EXERCISE DESCRIPTION: Pull out from the material below all lines with "Objetivo".

-- BEGIN TASK INPUT --

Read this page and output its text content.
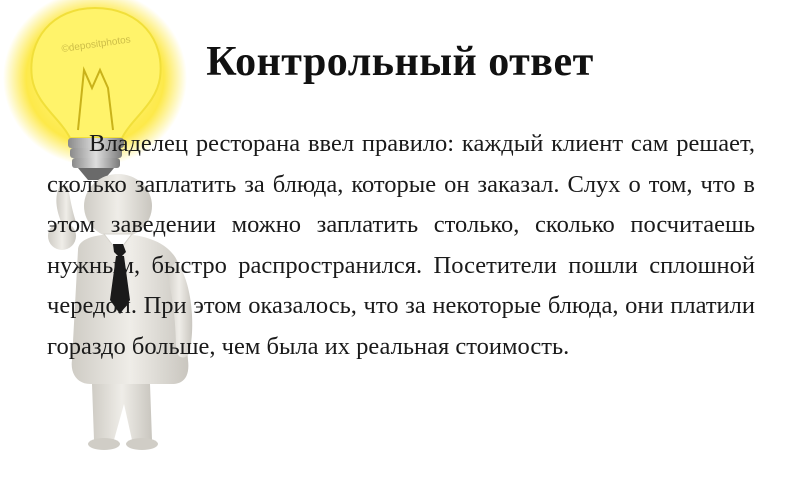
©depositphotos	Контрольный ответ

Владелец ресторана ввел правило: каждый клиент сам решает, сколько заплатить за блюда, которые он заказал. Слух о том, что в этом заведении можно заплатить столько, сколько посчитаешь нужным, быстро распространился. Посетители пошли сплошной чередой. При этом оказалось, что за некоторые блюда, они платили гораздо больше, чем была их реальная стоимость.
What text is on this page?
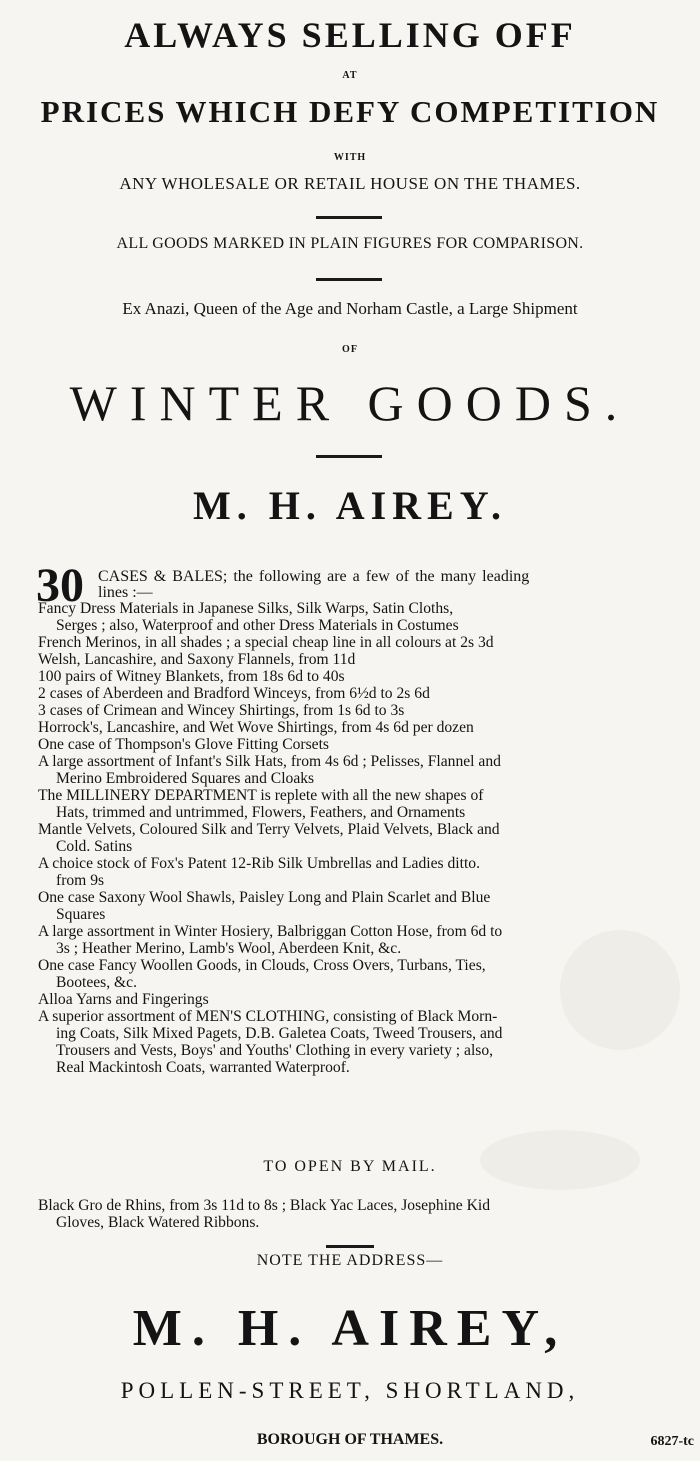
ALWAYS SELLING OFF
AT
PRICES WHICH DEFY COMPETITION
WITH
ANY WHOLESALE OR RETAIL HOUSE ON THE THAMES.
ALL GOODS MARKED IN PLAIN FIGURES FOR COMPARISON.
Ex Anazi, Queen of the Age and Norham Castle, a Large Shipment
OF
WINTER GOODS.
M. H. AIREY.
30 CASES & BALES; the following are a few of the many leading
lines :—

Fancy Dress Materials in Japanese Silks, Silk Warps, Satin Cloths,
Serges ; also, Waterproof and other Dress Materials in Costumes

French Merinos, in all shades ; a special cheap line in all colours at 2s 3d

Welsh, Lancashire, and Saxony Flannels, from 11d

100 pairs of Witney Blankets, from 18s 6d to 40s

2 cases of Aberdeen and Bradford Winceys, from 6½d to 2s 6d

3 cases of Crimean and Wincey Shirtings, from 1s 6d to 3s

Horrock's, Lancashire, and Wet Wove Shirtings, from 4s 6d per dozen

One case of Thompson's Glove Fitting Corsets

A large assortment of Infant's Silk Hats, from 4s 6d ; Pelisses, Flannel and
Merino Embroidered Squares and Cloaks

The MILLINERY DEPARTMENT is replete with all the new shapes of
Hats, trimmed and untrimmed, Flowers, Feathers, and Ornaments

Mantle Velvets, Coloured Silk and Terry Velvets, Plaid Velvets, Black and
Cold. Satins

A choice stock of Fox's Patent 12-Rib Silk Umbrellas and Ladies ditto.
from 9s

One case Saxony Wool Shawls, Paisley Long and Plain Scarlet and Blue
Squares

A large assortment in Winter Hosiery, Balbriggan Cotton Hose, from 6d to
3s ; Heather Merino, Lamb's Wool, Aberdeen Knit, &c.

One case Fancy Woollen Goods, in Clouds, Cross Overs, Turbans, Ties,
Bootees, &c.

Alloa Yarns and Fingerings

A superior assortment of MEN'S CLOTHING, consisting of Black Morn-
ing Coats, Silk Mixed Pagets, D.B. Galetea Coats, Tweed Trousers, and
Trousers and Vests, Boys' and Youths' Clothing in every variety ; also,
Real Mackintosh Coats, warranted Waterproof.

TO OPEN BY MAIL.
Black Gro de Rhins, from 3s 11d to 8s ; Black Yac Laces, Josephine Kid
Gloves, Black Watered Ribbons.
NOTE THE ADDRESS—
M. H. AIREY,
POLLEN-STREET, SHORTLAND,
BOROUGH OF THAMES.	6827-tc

-- END TASK INPUT --
-- BEGIN TASK INPUT --

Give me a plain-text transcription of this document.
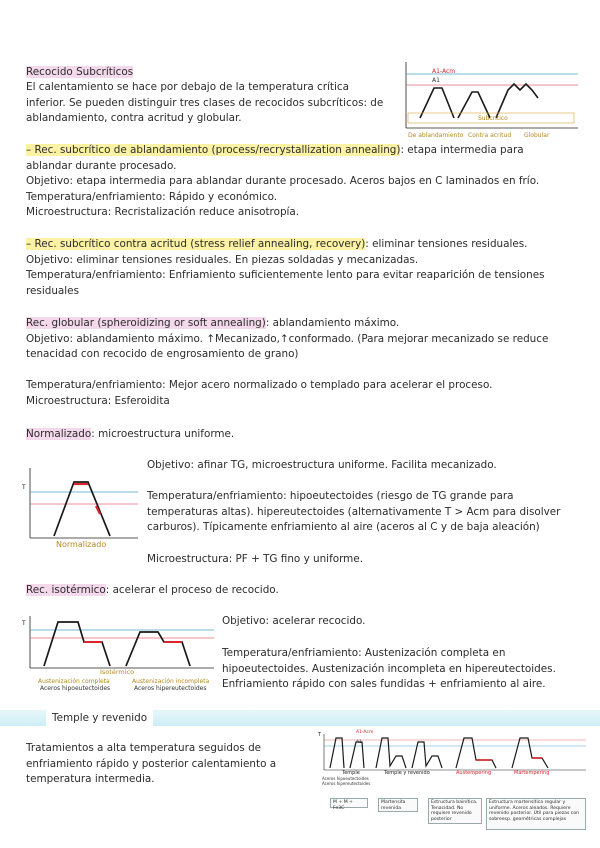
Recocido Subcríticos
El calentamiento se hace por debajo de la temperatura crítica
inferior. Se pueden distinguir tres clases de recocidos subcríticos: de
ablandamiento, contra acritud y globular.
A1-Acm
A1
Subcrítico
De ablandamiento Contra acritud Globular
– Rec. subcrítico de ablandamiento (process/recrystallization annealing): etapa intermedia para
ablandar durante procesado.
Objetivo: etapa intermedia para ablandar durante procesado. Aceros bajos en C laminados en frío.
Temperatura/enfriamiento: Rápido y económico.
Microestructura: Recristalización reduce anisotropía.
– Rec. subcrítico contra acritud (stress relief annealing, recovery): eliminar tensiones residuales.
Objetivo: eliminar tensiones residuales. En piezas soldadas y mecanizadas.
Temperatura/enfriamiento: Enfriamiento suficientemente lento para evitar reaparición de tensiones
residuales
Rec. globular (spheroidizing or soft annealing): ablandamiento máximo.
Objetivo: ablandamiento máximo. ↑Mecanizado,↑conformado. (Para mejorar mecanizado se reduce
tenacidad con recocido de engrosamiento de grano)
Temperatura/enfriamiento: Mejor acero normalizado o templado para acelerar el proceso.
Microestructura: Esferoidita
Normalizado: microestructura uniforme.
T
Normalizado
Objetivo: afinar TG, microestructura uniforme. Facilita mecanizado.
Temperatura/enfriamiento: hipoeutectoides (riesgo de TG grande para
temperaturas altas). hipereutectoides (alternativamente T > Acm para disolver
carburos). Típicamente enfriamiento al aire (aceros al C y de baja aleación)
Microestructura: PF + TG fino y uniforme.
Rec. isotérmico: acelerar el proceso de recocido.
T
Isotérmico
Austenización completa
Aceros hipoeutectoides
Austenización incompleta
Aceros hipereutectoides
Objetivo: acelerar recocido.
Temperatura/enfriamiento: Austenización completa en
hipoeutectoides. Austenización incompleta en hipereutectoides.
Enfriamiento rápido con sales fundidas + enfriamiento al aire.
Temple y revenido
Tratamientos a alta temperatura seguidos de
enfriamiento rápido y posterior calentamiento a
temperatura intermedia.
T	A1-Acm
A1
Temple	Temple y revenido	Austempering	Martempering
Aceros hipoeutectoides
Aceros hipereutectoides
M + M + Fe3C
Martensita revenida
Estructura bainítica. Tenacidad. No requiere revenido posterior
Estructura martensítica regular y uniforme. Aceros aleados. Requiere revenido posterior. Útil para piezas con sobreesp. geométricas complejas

-- END TASK INPUT --
-- BEGIN TASK INPUT --

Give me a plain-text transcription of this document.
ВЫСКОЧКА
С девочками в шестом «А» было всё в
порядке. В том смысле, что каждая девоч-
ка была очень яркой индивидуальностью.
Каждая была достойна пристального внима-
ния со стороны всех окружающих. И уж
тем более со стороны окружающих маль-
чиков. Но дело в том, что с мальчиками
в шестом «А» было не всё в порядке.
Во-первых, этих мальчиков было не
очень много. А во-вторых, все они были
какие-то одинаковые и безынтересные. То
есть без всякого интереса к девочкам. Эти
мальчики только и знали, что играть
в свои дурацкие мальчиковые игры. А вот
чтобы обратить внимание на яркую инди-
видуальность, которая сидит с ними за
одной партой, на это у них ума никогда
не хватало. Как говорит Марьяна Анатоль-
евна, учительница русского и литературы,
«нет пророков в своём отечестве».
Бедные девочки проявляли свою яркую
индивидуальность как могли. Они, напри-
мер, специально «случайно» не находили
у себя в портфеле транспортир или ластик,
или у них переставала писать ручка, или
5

-- END TASK INPUT --

CORRECT OUTPUT:
Objetivo: etapa intermedia para ablandar durante procesado. Aceros bajos en C laminados en frío.
Objetivo: eliminar tensiones residuales. En piezas soldadas y mecanizadas.
Objetivo: ablandamiento máximo. ↑Mecanizado,↑conformado. (Para mejorar mecanizado se reduce
Objetivo: afinar TG, microestructura uniforme. Facilita mecanizado.
Objetivo: acelerar recocido.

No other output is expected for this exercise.